Я показывала пальцем на телят, которые совсем не выглядели слабыми, и говорила: "Прочь, прочь", а потом получалось так, что вскоре они умирали, что в них обнаруживался какой-то незаметный глазу изъян. Отец замечал, что я всегда знала, какому теленку угрожала опасность, и постепенно начал использовать мое знание и забивал тех телят, на которых я указывала, и у нас появлялась возможность употреблять мясо, тогда как умершего теленка можно было только закопать. Иногда соседи приглашали меня или папу посидеть с их телятами, когда они болели.
Моему брату исполнилось семь лет, и ему пора было идти в школу. Он боялся школы, и его рвало каждое утро, на нем лица не было. Отец провожал его и обыкновенно брал меня с собой. Он сидел с моим братом изо дня в день, но брату не становилось лучше. Отец понимал, что так продолжаться не может, потому что была осень, пора уборки урожая; он брал стул, сажал меня позади брата и говорил ему: "Ну вот, теперь с тобой будет Ирис и тебе не нужно больше беспокоиться, когда я буду уходить домой". Брат говорил: "Нет, не нужно" и спокойно сидел в школе.
Полгода я сидела на стуле позади брата и участвовала в самом фантастическом спектакле в моей жизни. Никто не подходил ко мне и не заговаривал со мной, я сидела там для того, чтобы мой брат был спокоен. Я разглядывала красивые картины, висевшие на стенах, я слышала множество поющих голосов, по комнате кружились замечательно красивые цветные слова. Можно было выходить из комнаты, когда звонили маленькие часы, а если ты уже вышел из класса, тогда по звонку нужно было возвращаться в класс. На школьном дворе было много звуков и беготни, и весь мой мир становился наполненным и содержательным. Голос той, которую называли "фрекен", перекрывал все остальные, и в моей голове рождались фантастические истории, я могла играть с ними или внутри них, в моем собственном мире. Причудливые новые слова излучали свет, имели цвет и форму, я могла играть с ними внутри себя.
◆ ◆ ◆ ◆ ◆
=== Задание 1 ===
Сколько времени, согласно воспоминаниям о школе брата, Ирис просидела на стуле позади него?
=== Задание 2 ===
Продолжите воспоминания о школе брата, начав сразу после последнего предложения.
◆ ◆ ◆ ◆ ◆
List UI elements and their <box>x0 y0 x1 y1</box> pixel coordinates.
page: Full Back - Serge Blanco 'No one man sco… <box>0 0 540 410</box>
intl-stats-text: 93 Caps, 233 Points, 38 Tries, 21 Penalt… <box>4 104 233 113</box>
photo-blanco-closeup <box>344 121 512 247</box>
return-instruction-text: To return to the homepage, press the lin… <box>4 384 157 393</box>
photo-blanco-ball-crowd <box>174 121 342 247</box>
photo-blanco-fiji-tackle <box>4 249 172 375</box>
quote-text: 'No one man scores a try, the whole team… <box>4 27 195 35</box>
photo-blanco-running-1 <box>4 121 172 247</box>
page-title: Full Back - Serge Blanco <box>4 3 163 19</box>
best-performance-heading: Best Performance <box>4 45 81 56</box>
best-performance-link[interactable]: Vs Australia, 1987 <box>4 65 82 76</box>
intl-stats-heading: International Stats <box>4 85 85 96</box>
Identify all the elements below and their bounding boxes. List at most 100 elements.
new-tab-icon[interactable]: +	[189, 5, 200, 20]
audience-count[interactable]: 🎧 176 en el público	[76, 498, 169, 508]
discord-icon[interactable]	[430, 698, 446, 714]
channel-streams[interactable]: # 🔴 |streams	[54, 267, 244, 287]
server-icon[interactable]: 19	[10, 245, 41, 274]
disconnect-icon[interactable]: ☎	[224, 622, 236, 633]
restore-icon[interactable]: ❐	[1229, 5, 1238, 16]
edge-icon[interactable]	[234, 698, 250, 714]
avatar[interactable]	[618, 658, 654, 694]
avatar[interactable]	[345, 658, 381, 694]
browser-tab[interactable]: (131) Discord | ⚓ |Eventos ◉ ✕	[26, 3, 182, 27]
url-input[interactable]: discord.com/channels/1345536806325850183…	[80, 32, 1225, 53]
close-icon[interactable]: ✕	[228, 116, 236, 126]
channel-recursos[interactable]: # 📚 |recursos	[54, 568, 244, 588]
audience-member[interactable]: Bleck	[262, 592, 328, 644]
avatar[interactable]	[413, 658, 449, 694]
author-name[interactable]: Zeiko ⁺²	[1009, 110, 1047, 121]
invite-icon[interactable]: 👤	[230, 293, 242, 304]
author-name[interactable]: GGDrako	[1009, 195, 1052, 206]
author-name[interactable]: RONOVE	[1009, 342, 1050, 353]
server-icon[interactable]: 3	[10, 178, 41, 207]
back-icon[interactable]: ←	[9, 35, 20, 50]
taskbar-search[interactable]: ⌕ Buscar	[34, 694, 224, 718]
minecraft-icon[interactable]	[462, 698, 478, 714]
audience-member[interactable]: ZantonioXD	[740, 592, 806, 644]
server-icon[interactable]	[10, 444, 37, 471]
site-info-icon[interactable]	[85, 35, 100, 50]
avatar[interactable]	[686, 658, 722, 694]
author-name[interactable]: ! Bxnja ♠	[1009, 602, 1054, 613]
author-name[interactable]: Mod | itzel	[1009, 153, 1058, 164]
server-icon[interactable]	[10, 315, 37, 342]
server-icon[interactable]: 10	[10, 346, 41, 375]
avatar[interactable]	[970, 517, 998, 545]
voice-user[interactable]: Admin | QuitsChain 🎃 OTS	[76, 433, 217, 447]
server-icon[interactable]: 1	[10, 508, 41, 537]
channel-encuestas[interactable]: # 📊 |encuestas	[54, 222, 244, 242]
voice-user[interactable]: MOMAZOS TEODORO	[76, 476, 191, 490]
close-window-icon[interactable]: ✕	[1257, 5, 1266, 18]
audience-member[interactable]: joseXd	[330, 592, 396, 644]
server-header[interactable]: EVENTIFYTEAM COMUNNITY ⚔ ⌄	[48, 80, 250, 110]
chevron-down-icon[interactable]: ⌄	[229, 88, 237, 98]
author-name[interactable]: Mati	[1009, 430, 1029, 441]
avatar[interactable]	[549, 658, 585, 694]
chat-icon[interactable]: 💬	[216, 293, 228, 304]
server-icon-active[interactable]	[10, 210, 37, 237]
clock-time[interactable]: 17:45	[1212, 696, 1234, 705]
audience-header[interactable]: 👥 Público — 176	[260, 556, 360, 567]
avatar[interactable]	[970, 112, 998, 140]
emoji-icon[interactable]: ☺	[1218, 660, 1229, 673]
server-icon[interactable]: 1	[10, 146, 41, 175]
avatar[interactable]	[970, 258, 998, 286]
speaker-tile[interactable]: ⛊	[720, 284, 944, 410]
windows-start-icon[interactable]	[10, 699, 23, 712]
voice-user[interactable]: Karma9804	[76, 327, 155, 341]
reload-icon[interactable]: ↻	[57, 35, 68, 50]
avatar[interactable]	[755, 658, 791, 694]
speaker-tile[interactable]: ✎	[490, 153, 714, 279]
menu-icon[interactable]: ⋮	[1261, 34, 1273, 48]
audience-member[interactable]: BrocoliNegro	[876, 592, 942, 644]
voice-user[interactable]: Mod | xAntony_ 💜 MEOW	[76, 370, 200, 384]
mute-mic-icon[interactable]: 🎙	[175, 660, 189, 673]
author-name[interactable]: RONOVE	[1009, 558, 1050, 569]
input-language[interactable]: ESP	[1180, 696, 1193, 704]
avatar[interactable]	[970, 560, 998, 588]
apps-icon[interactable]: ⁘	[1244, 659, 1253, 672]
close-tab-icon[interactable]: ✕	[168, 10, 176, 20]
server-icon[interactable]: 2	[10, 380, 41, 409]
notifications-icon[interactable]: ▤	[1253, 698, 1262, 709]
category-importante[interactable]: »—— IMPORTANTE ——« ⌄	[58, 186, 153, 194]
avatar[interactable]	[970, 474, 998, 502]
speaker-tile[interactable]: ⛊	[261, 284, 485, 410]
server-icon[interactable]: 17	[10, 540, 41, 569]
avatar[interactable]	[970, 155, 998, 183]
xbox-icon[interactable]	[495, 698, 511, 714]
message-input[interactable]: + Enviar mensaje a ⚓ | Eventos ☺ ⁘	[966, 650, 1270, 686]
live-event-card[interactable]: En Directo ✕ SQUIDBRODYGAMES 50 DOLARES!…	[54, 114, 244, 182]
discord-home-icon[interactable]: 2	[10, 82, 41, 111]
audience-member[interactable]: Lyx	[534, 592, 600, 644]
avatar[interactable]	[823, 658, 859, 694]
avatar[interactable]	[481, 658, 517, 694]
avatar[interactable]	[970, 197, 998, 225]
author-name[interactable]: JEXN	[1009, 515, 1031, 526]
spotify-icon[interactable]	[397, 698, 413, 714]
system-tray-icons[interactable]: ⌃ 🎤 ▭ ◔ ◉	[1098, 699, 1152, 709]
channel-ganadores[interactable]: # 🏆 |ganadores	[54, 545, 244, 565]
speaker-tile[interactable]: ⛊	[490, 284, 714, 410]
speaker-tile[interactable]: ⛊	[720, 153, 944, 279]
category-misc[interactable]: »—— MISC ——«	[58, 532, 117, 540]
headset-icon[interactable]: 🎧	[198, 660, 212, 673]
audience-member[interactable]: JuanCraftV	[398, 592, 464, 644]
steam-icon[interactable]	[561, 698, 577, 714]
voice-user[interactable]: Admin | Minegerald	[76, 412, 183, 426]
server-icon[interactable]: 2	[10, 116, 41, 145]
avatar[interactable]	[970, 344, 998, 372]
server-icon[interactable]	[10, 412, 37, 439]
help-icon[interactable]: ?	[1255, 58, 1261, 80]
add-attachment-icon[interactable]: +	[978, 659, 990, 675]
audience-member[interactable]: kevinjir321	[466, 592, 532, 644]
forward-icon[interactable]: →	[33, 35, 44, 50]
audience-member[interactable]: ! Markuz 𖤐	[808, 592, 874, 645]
◆ ◆ ◆ ◆ ◆
=== Ответ 1 ===
Полгода.

=== Ответ 2 ===
К сожалению, это время закончилось. После рождественских каникул брат стал ходить в школу один, а мне оставалось ждать, когда мне самой придет время ходить в школу. Меня протестировали, чтобы определить, готова я к школе или нет.
Выяснилось, что я не ответила, как следует ни на один вопрос. Папа сказал, что он может заставить меня сделать все задания, которые мне предлагали. Но у него ничего не вышло. Я должна была делать задания на условиях других, иначе это мне не засчитывалось; на этом основании меня признали незрелой и недоразвитой.
Той весной 1952 года у меня развилось состояние, которое можно назвать депрессией. Может быть, это произошло потому, что мне больше не разрешали сидеть в школе. Я деградировала: снова начала писаться, как раньше, заметно хуже стала отвечать на вопросы, снова появились стереотипные движения, я махала руками и вертела головой, пускала слюни и утратила навык одевания. Папа был обеспокоен, но решил больше ухаживать за мной, и продолжал заниматься со мной до самого лета. Потом он сделал перерыв. Меня снова окружила компания из двадцати человек, прежде всего брат и все его товарищи. Прежние навыки вернулись ко мне, я стала ходить в туалет, умываться и одеваться без проблем.
В то лето, рассказывал отец, он очень радовался тому, что ему становилось все легче и легче налаживать со мной контакт, и я не так часто и не так быстро погружалась в свое обычное "состояние". Отец радовался тому, что осенью я должна была пойти в школу и очень хотел, чтобы я смогла находиться там.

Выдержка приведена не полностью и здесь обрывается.